Data records:
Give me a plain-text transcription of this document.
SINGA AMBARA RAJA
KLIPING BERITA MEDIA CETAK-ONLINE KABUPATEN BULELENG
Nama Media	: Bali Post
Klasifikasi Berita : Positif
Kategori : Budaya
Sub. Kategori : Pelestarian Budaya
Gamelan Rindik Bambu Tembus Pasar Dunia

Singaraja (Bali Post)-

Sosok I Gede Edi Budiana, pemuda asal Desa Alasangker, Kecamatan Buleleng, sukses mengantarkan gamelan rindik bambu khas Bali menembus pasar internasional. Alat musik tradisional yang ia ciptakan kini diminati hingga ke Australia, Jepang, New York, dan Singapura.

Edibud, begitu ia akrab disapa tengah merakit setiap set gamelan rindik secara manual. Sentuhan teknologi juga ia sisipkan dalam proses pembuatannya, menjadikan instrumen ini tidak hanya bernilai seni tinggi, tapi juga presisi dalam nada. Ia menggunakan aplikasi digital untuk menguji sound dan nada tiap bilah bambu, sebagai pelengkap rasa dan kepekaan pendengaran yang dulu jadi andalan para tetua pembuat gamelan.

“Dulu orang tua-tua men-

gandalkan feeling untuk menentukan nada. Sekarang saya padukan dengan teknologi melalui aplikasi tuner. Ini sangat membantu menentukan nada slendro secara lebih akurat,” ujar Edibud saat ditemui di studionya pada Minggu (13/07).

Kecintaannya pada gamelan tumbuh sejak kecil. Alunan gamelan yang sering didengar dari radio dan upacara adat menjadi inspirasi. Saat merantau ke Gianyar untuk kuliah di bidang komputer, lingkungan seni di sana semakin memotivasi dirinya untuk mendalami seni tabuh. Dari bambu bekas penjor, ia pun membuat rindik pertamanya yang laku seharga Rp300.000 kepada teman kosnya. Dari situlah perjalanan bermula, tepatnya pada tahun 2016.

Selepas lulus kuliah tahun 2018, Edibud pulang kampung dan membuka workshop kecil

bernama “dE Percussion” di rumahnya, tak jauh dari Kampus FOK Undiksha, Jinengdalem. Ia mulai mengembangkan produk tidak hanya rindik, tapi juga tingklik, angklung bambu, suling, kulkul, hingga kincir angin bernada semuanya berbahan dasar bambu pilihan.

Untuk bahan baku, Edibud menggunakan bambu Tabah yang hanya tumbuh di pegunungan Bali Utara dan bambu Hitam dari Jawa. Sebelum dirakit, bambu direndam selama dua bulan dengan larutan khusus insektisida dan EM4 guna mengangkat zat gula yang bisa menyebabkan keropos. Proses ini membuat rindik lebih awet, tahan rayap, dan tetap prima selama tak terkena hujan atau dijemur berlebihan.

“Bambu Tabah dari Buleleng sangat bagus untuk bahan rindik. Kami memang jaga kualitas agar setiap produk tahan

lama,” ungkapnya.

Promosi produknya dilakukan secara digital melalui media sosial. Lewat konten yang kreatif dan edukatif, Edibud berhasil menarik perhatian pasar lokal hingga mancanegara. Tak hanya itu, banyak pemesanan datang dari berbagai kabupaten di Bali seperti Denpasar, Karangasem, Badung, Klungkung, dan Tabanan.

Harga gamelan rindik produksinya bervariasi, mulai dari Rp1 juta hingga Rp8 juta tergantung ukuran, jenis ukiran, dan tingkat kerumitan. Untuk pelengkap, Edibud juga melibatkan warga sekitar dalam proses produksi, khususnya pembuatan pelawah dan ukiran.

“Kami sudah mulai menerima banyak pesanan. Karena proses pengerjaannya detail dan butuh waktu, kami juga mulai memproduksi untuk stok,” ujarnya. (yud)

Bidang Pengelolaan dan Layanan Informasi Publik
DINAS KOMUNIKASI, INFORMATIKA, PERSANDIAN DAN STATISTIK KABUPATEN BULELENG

- _Exercise prompt_
Above are the records; copy all of them exactly.

- _Result of this exercise_
Give me a plain-text transcription of this document.
SINGA AMBARA RAJA
KLIPING BERITA MEDIA CETAK-ONLINE KABUPATEN BULELENG
Nama Media	: Bali Post
Klasifikasi Berita : Positif
Kategori : Budaya
Sub. Kategori : Pelestarian Budaya
Gamelan Rindik Bambu Tembus Pasar Dunia

Singaraja (Bali Post)-

Sosok I Gede Edi Budiana, pemuda asal Desa Alasangker, Kecamatan Buleleng, sukses mengantarkan gamelan rindik bambu khas Bali menembus pasar internasional. Alat musik tradisional yang ia ciptakan kini diminati hingga ke Australia, Jepang, New York, dan Singapura.

Edibud, begitu ia akrab disapa tengah merakit setiap set gamelan rindik secara manual. Sentuhan teknologi juga ia sisipkan dalam proses pembuatannya, menjadikan instrumen ini tidak hanya bernilai seni tinggi, tapi juga presisi dalam nada. Ia menggunakan aplikasi digital untuk menguji sound dan nada tiap bilah bambu, sebagai pelengkap rasa dan kepekaan pendengaran yang dulu jadi andalan para tetua pembuat gamelan.

“Dulu orang tua-tua men-

gandalkan feeling untuk menentukan nada. Sekarang saya padukan dengan teknologi melalui aplikasi tuner. Ini sangat membantu menentukan nada slendro secara lebih akurat,” ujar Edibud saat ditemui di studionya pada Minggu (13/07).

Kecintaannya pada gamelan tumbuh sejak kecil. Alunan gamelan yang sering didengar dari radio dan upacara adat menjadi inspirasi. Saat merantau ke Gianyar untuk kuliah di bidang komputer, lingkungan seni di sana semakin memotivasi dirinya untuk mendalami seni tabuh. Dari bambu bekas penjor, ia pun membuat rindik pertamanya yang laku seharga Rp300.000 kepada teman kosnya. Dari situlah perjalanan bermula, tepatnya pada tahun 2016.

Selepas lulus kuliah tahun 2018, Edibud pulang kampung dan membuka workshop kecil

bernama “dE Percussion” di rumahnya, tak jauh dari Kampus FOK Undiksha, Jinengdalem. Ia mulai mengembangkan produk tidak hanya rindik, tapi juga tingklik, angklung bambu, suling, kulkul, hingga kincir angin bernada semuanya berbahan dasar bambu pilihan.

Untuk bahan baku, Edibud menggunakan bambu Tabah yang hanya tumbuh di pegunungan Bali Utara dan bambu Hitam dari Jawa. Sebelum dirakit, bambu direndam selama dua bulan dengan larutan khusus insektisida dan EM4 guna mengangkat zat gula yang bisa menyebabkan keropos. Proses ini membuat rindik lebih awet, tahan rayap, dan tetap prima selama tak terkena hujan atau dijemur berlebihan.

“Bambu Tabah dari Buleleng sangat bagus untuk bahan rindik. Kami memang jaga kualitas agar setiap produk tahan

lama,” ungkapnya.

Promosi produknya dilakukan secara digital melalui media sosial. Lewat konten yang kreatif dan edukatif, Edibud berhasil menarik perhatian pasar lokal hingga mancanegara. Tak hanya itu, banyak pemesanan datang dari berbagai kabupaten di Bali seperti Denpasar, Karangasem, Badung, Klungkung, dan Tabanan.

Harga gamelan rindik produksinya bervariasi, mulai dari Rp1 juta hingga Rp8 juta tergantung ukuran, jenis ukiran, dan tingkat kerumitan. Untuk pelengkap, Edibud juga melibatkan warga sekitar dalam proses produksi, khususnya pembuatan pelawah dan ukiran.

“Kami sudah mulai menerima banyak pesanan. Karena proses pengerjaannya detail dan butuh waktu, kami juga mulai memproduksi untuk stok,” ujarnya. (yud)

Bidang Pengelolaan dan Layanan Informasi Publik
DINAS KOMUNIKASI, INFORMATIKA, PERSANDIAN DAN STATISTIK KABUPATEN BULELENG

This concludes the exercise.